- [Problem to solve] Return the number of lines holding "товаров", with nothing added.

- [Data extract]
---*---

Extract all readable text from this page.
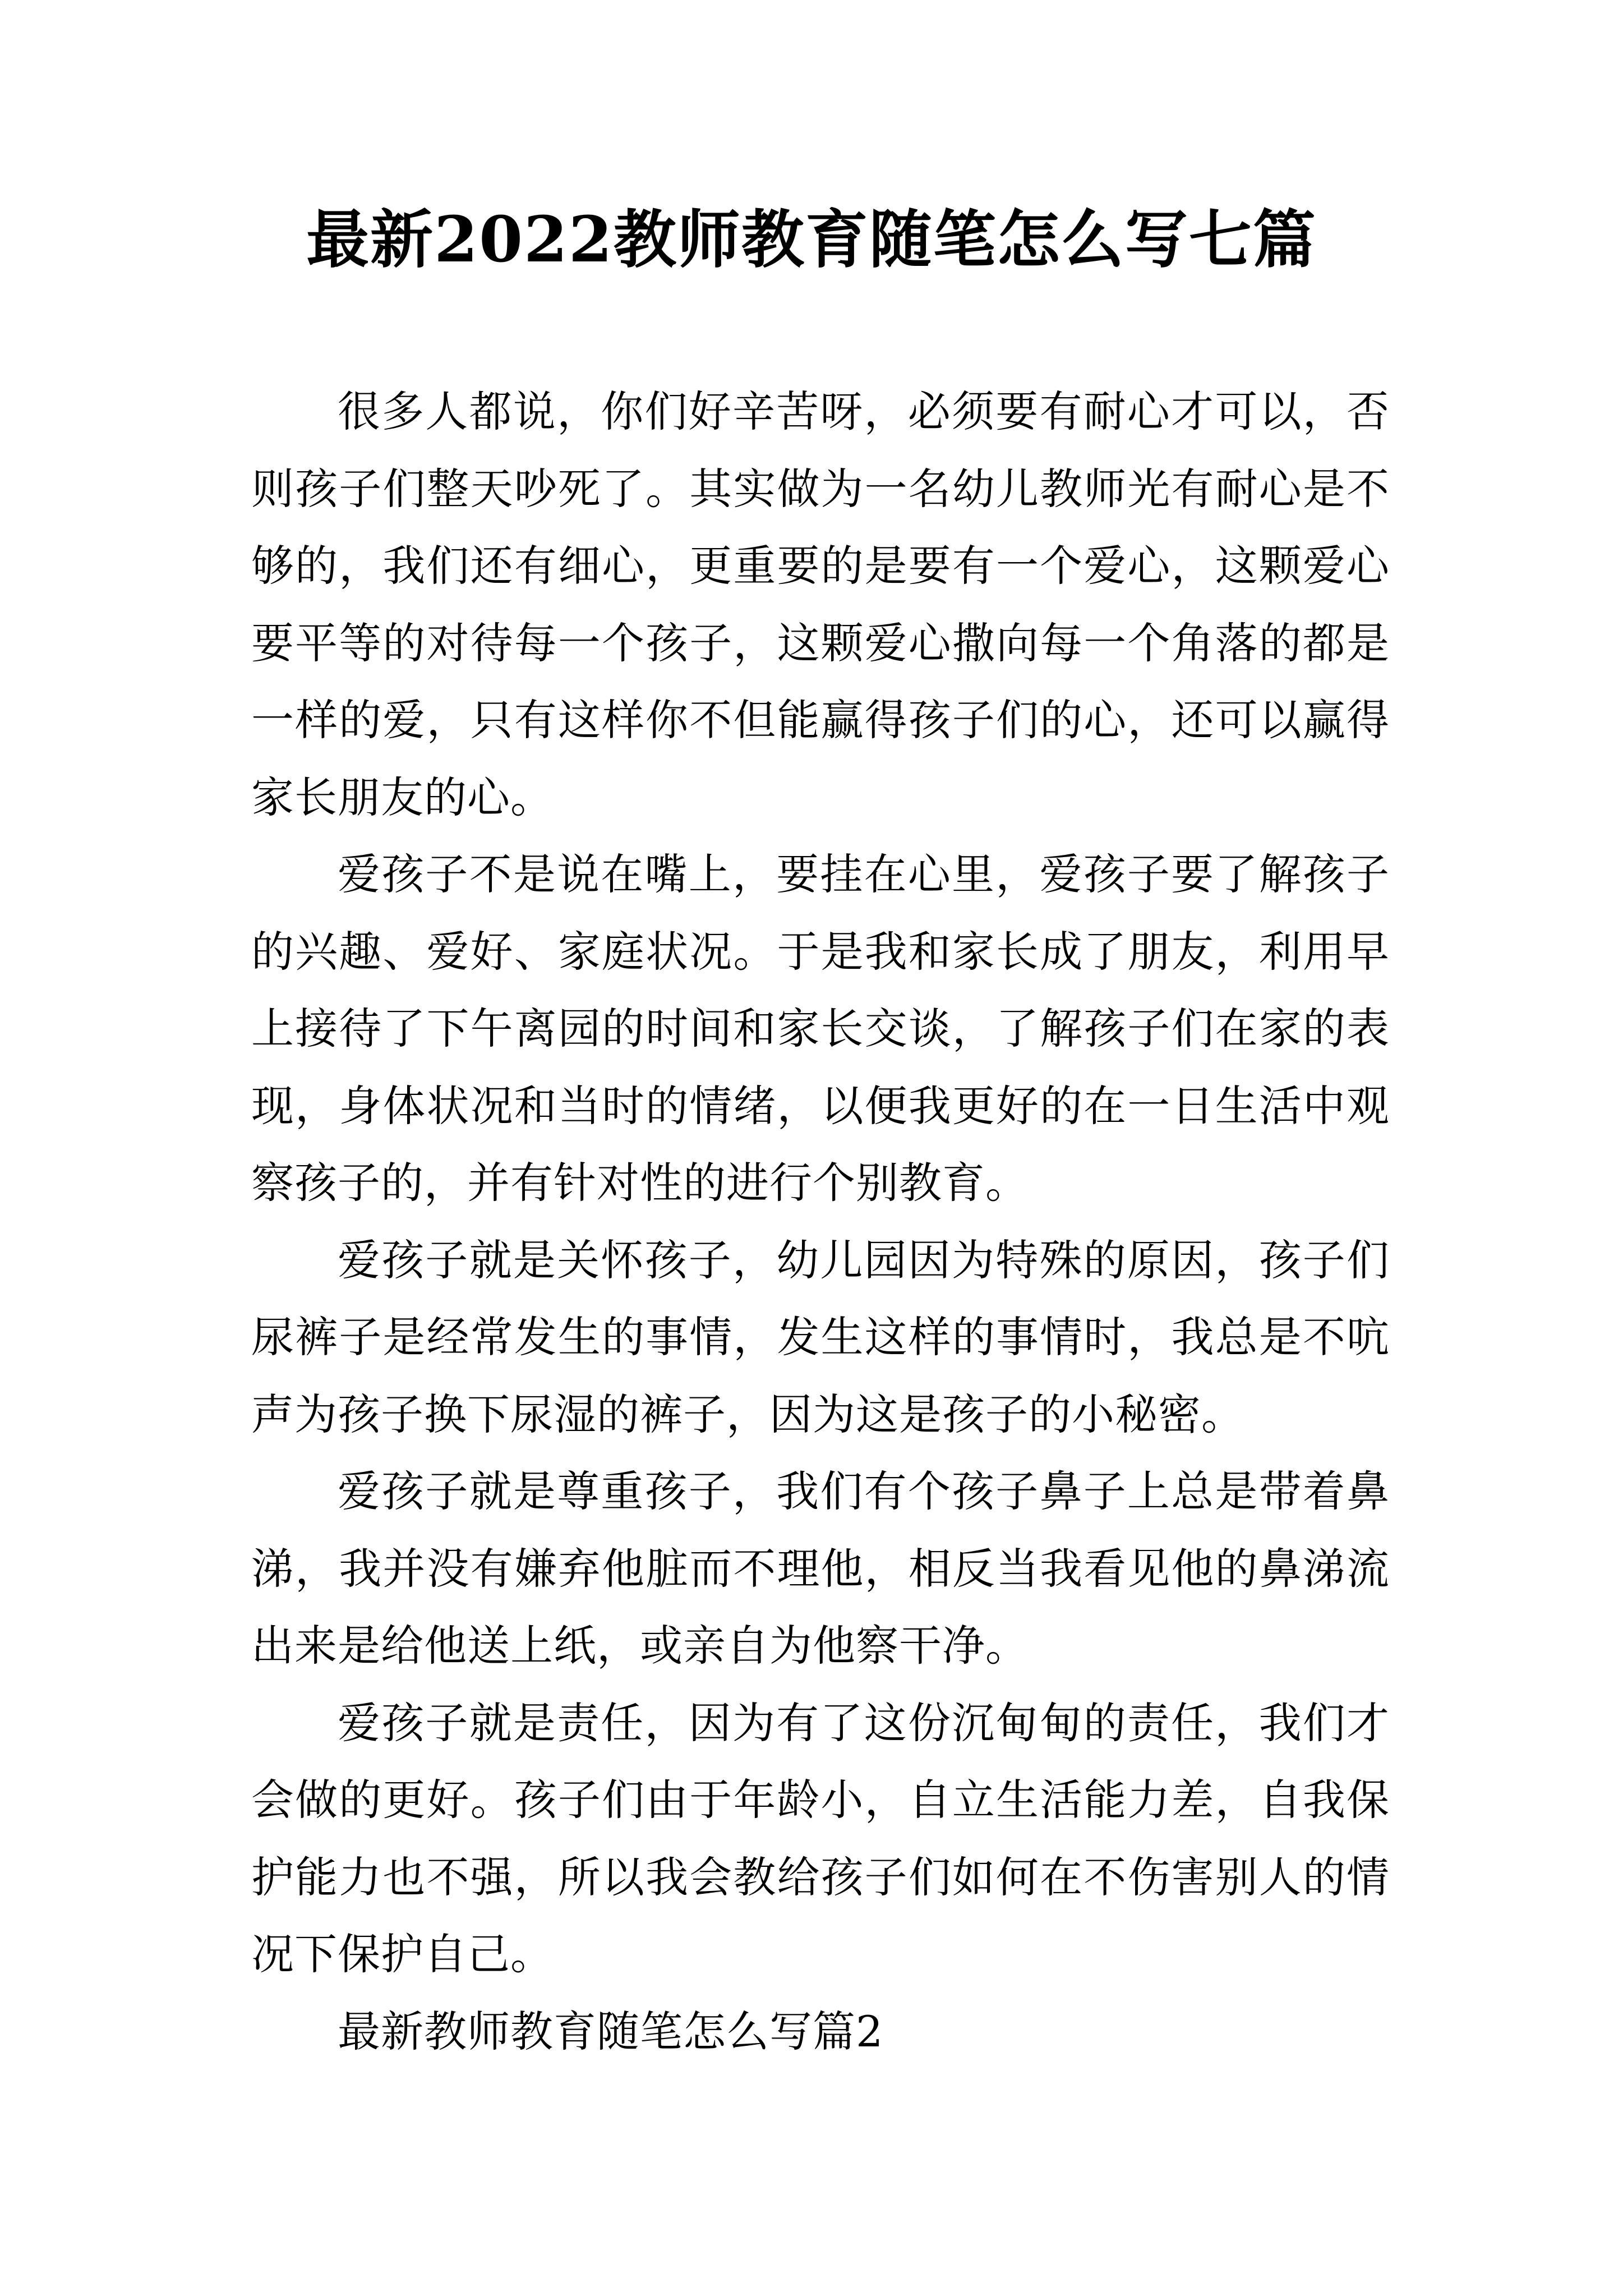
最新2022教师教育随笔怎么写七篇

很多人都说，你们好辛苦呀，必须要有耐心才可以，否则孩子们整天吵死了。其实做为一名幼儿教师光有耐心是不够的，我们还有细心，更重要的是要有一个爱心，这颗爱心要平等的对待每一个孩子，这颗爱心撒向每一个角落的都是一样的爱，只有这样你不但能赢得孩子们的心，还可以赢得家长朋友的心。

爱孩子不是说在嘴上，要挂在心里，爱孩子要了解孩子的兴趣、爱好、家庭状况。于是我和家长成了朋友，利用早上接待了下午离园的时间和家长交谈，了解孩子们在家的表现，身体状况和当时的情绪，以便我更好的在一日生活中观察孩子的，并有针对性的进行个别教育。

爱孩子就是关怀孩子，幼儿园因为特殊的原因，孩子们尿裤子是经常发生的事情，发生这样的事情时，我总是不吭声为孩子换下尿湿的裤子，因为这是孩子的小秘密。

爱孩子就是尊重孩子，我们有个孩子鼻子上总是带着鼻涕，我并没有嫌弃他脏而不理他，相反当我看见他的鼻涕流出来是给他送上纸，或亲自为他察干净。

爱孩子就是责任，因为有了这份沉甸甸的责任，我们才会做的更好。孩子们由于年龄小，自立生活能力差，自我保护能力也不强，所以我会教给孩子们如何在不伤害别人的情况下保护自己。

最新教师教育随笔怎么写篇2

---*---

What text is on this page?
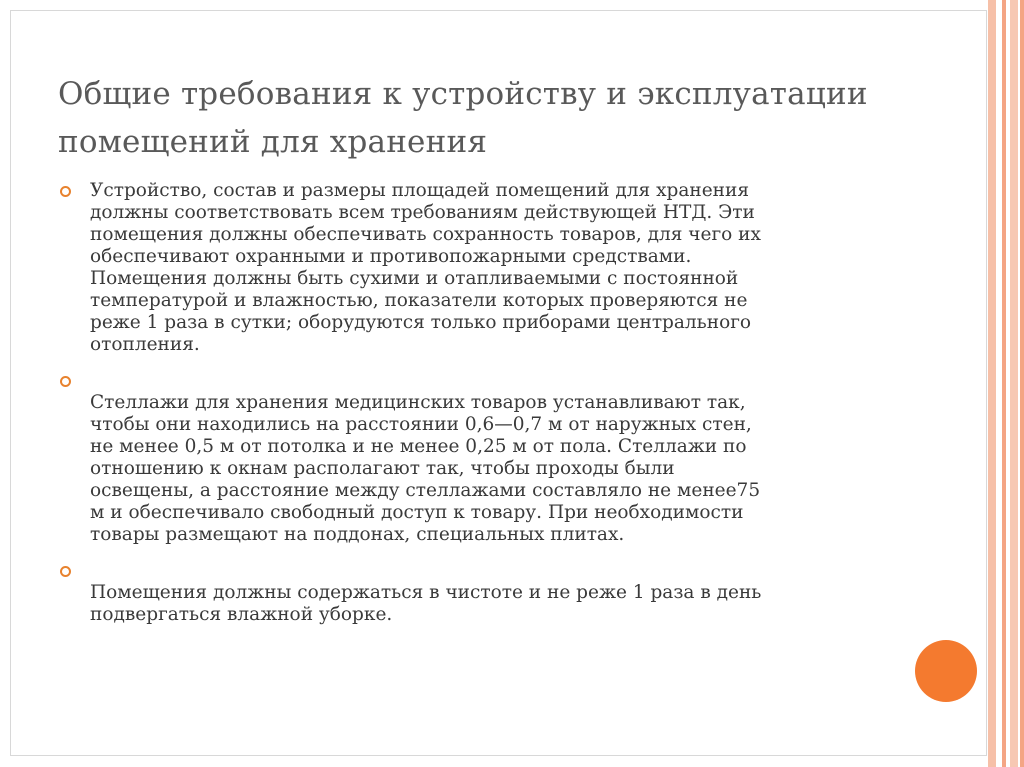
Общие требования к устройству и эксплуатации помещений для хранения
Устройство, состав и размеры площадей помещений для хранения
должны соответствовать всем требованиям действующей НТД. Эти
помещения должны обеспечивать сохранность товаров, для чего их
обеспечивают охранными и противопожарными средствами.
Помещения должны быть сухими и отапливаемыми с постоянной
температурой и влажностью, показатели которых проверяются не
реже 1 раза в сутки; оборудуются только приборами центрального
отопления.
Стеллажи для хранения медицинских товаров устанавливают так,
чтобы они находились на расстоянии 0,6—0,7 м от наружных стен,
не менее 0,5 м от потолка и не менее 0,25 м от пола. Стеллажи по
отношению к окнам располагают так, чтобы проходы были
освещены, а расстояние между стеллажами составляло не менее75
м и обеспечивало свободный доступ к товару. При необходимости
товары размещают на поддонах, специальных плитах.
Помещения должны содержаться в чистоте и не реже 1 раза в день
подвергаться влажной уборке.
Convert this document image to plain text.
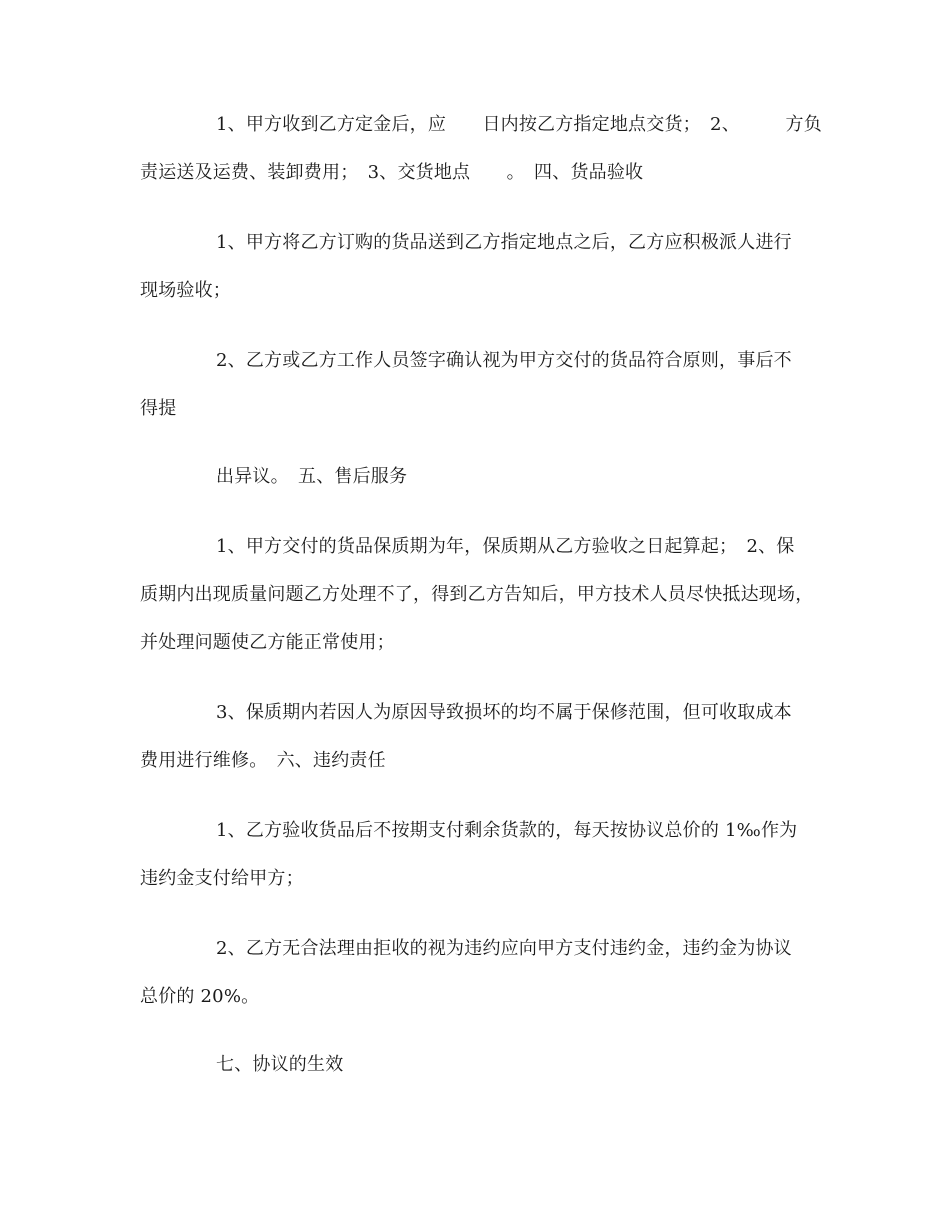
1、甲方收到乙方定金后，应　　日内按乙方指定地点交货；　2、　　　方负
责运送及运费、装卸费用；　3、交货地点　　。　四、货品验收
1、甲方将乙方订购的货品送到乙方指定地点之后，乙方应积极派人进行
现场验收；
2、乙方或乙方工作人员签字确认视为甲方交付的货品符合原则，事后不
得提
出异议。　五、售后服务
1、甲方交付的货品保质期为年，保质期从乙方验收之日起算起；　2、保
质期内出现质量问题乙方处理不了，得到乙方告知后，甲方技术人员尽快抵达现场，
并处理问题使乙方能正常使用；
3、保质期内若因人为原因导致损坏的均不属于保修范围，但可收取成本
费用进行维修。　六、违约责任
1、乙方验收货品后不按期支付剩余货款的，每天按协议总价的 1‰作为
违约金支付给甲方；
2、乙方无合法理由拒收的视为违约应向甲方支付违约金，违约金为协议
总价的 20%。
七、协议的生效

---*---

- [Completed exercise] 2